## Dataset records
---------------

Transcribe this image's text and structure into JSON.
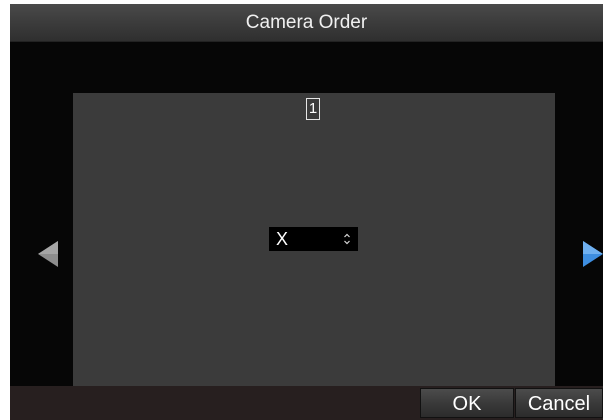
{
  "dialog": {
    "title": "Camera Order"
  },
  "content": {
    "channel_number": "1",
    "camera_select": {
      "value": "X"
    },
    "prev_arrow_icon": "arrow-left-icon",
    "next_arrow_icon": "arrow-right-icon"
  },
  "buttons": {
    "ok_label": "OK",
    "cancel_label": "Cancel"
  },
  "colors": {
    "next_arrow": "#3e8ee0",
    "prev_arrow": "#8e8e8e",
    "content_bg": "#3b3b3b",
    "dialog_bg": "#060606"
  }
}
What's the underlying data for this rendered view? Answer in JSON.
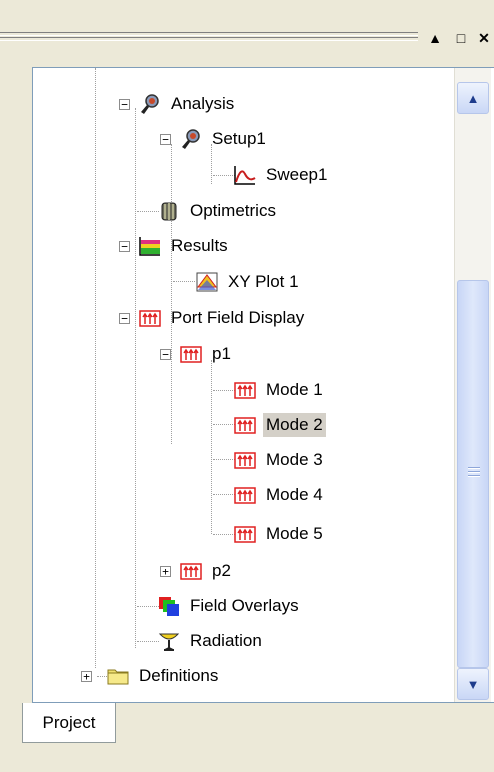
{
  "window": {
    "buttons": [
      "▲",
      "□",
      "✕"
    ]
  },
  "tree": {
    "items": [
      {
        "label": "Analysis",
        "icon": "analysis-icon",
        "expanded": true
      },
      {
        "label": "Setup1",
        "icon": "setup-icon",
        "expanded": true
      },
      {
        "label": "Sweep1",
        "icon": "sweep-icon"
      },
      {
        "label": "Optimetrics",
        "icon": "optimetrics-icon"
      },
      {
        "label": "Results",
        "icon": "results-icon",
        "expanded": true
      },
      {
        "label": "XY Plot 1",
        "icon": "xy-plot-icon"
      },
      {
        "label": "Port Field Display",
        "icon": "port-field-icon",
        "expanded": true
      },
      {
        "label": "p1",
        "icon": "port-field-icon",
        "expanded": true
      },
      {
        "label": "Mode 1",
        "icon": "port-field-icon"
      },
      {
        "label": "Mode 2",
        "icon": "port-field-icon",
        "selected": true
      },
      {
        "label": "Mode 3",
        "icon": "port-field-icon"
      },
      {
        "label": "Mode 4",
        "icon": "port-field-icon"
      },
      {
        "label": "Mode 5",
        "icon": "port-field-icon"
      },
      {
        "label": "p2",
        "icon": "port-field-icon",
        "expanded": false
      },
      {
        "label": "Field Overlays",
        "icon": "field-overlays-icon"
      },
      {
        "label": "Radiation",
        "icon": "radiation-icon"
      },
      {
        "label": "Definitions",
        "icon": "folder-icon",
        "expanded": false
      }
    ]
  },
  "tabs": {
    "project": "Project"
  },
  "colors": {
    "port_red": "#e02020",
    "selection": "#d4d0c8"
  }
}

---------------

Reproduce the material above in full and without alteration, but skip all pictures.

## Exercise output
Transcribe this image's text and structure into JSON.
{
  "dialog": {
    "title": "Camera Order"
  },
  "content": {
    "channel_number": "1",
    "camera_select": {
      "value": "X"
    },
    "prev_arrow_icon": "arrow-left-icon",
    "next_arrow_icon": "arrow-right-icon"
  },
  "buttons": {
    "ok_label": "OK",
    "cancel_label": "Cancel"
  },
  "colors": {
    "next_arrow": "#3e8ee0",
    "prev_arrow": "#8e8e8e",
    "content_bg": "#3b3b3b",
    "dialog_bg": "#060606"
  }
}
What's the underlying data for this rendered view? Answer in JSON.
{
  "window": {
    "buttons": [
      "▲",
      "□",
      "✕"
    ]
  },
  "tree": {
    "items": [
      {
        "label": "Analysis",
        "icon": "analysis-icon",
        "expanded": true
      },
      {
        "label": "Setup1",
        "icon": "setup-icon",
        "expanded": true
      },
      {
        "label": "Sweep1",
        "icon": "sweep-icon"
      },
      {
        "label": "Optimetrics",
        "icon": "optimetrics-icon"
      },
      {
        "label": "Results",
        "icon": "results-icon",
        "expanded": true
      },
      {
        "label": "XY Plot 1",
        "icon": "xy-plot-icon"
      },
      {
        "label": "Port Field Display",
        "icon": "port-field-icon",
        "expanded": true
      },
      {
        "label": "p1",
        "icon": "port-field-icon",
        "expanded": true
      },
      {
        "label": "Mode 1",
        "icon": "port-field-icon"
      },
      {
        "label": "Mode 2",
        "icon": "port-field-icon",
        "selected": true
      },
      {
        "label": "Mode 3",
        "icon": "port-field-icon"
      },
      {
        "label": "Mode 4",
        "icon": "port-field-icon"
      },
      {
        "label": "Mode 5",
        "icon": "port-field-icon"
      },
      {
        "label": "p2",
        "icon": "port-field-icon",
        "expanded": false
      },
      {
        "label": "Field Overlays",
        "icon": "field-overlays-icon"
      },
      {
        "label": "Radiation",
        "icon": "radiation-icon"
      },
      {
        "label": "Definitions",
        "icon": "folder-icon",
        "expanded": false
      }
    ]
  },
  "tabs": {
    "project": "Project"
  },
  "colors": {
    "port_red": "#e02020",
    "selection": "#d4d0c8"
  }
}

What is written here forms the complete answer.